Images do not belong in the copy. Retype all the entries below exactly.

--- begin ---

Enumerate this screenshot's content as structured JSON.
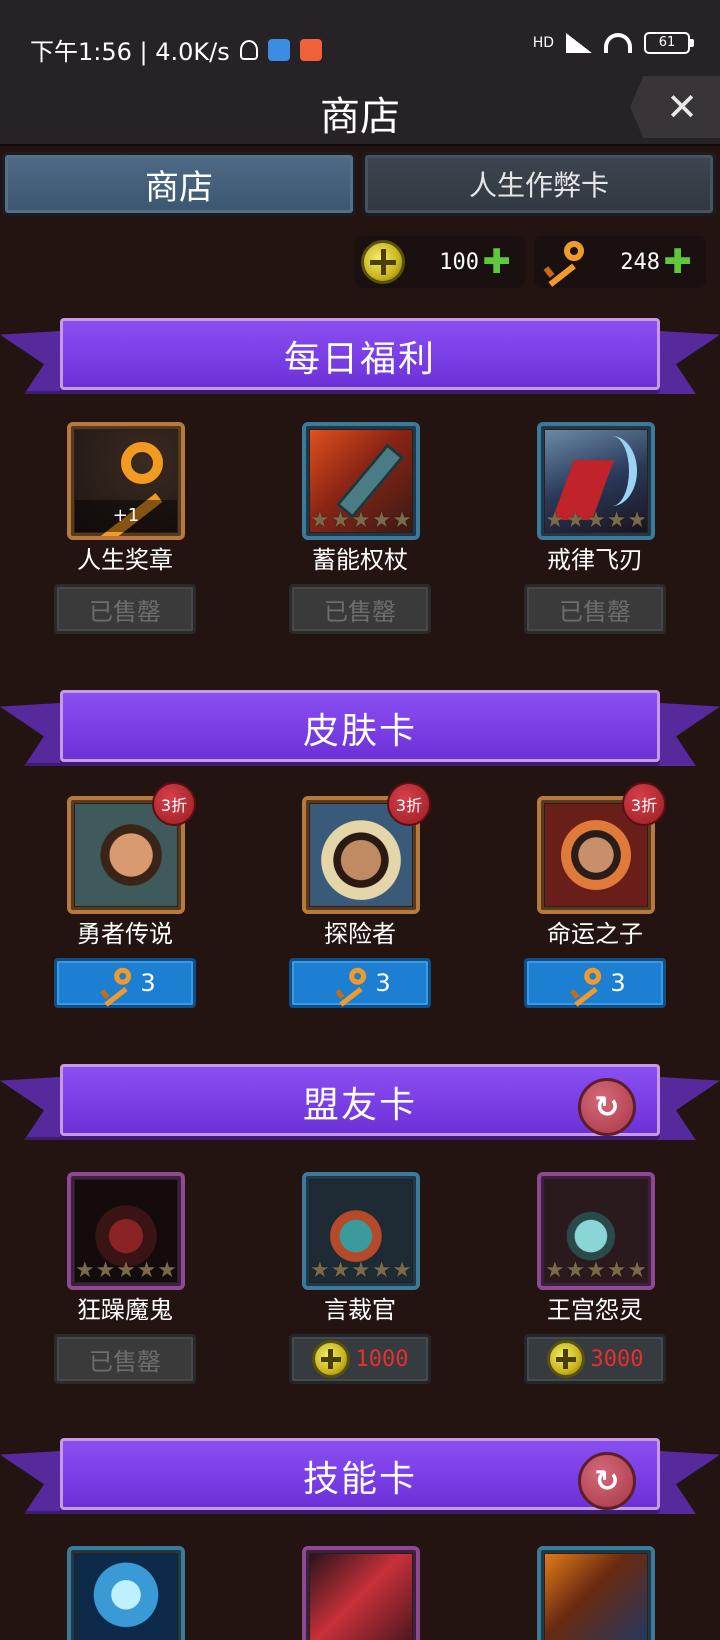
{
  "status": {
    "time_speed": "下午1:56 | 4.0K/s",
    "battery": "61",
    "network": "HD"
  },
  "header": {
    "title": "商店",
    "close": "✕"
  },
  "tabs": [
    {
      "label": "商店",
      "active": true
    },
    {
      "label": "人生作弊卡",
      "active": false
    }
  ],
  "currency": {
    "medals": "100",
    "keys": "248",
    "plus": "✚"
  },
  "sections": {
    "daily": {
      "title": "每日福利",
      "items": [
        {
          "name": "人生奖章",
          "qty": "+1",
          "button": "已售罄"
        },
        {
          "name": "蓄能权杖",
          "button": "已售罄"
        },
        {
          "name": "戒律飞刃",
          "button": "已售罄"
        }
      ]
    },
    "skins": {
      "title": "皮肤卡",
      "items": [
        {
          "name": "勇者传说",
          "discount": "3折",
          "price": "3"
        },
        {
          "name": "探险者",
          "discount": "3折",
          "price": "3"
        },
        {
          "name": "命运之子",
          "discount": "3折",
          "price": "3"
        }
      ]
    },
    "allies": {
      "title": "盟友卡",
      "refresh": "↻",
      "items": [
        {
          "name": "狂躁魔鬼",
          "button": "已售罄"
        },
        {
          "name": "言裁官",
          "price": "1000"
        },
        {
          "name": "王宫怨灵",
          "price": "3000"
        }
      ]
    },
    "skills": {
      "title": "技能卡",
      "refresh": "↻"
    }
  },
  "colors": {
    "background": "#231411",
    "banner": "#7a3ee6",
    "key_button": "#1d7fd1",
    "price_text": "#e53030",
    "plus": "#5fc93a"
  },
  "icons": [
    "medal-icon",
    "key-icon",
    "close-icon",
    "refresh-icon",
    "star-icon"
  ]
}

--- end ---

SOLUTION TO THE EXERCISE:
Enumerate this screenshot's content as structured JSON.
{
  "status": {
    "time_speed": "下午1:56 | 4.0K/s",
    "battery": "61",
    "network": "HD"
  },
  "header": {
    "title": "商店",
    "close": "✕"
  },
  "tabs": [
    {
      "label": "商店",
      "active": true
    },
    {
      "label": "人生作弊卡",
      "active": false
    }
  ],
  "currency": {
    "medals": "100",
    "keys": "248",
    "plus": "✚"
  },
  "sections": {
    "daily": {
      "title": "每日福利",
      "items": [
        {
          "name": "人生奖章",
          "qty": "+1",
          "button": "已售罄"
        },
        {
          "name": "蓄能权杖",
          "button": "已售罄"
        },
        {
          "name": "戒律飞刃",
          "button": "已售罄"
        }
      ]
    },
    "skins": {
      "title": "皮肤卡",
      "items": [
        {
          "name": "勇者传说",
          "discount": "3折",
          "price": "3"
        },
        {
          "name": "探险者",
          "discount": "3折",
          "price": "3"
        },
        {
          "name": "命运之子",
          "discount": "3折",
          "price": "3"
        }
      ]
    },
    "allies": {
      "title": "盟友卡",
      "refresh": "↻",
      "items": [
        {
          "name": "狂躁魔鬼",
          "button": "已售罄"
        },
        {
          "name": "言裁官",
          "price": "1000"
        },
        {
          "name": "王宫怨灵",
          "price": "3000"
        }
      ]
    },
    "skills": {
      "title": "技能卡",
      "refresh": "↻"
    }
  },
  "colors": {
    "background": "#231411",
    "banner": "#7a3ee6",
    "key_button": "#1d7fd1",
    "price_text": "#e53030",
    "plus": "#5fc93a"
  },
  "icons": [
    "medal-icon",
    "key-icon",
    "close-icon",
    "refresh-icon",
    "star-icon"
  ]
}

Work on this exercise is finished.